* _Given request_
Gather every line that includes the word "want", please.

* _Records for the exercise_
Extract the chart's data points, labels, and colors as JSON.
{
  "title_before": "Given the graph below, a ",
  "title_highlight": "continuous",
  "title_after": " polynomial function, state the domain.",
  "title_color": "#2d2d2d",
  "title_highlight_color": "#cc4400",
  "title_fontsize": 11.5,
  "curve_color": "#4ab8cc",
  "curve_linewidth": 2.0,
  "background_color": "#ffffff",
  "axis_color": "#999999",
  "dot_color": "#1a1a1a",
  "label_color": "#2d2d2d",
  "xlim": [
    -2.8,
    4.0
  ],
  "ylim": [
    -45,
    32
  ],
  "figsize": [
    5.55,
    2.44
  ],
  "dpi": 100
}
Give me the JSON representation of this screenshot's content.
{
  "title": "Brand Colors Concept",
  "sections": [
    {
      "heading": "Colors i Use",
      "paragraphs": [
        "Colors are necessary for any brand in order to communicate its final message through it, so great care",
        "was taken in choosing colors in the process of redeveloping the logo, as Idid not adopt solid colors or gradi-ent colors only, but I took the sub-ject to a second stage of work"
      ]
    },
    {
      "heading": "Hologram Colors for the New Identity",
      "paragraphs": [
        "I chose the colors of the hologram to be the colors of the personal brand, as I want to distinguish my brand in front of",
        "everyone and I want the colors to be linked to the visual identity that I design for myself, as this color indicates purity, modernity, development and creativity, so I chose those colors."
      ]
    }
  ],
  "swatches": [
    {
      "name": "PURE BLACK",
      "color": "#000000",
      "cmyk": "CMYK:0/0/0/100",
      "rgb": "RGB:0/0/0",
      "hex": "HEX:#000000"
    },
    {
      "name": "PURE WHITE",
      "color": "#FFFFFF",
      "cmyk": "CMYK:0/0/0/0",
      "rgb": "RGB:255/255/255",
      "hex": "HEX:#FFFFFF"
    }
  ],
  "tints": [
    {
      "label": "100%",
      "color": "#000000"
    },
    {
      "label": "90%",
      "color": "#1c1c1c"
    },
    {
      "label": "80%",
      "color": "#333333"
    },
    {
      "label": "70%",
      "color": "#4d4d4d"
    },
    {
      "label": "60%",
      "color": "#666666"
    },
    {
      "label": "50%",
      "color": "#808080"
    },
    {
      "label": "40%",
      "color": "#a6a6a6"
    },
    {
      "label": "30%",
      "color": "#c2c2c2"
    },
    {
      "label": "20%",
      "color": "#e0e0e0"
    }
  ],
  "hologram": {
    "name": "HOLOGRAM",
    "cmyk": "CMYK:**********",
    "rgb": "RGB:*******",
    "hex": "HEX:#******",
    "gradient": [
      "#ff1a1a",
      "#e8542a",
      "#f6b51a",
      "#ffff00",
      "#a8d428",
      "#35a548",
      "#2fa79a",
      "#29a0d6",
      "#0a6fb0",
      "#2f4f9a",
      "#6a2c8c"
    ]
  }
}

* _Task result_
        "I chose the colors of the hologram to be the colors of the personal brand, as I want to distinguish my brand in front of",
        "everyone and I want the colors to be linked to the visual identity that I design for myself, as this color indicates purity, modernity, development and creativity, so I chose those colors."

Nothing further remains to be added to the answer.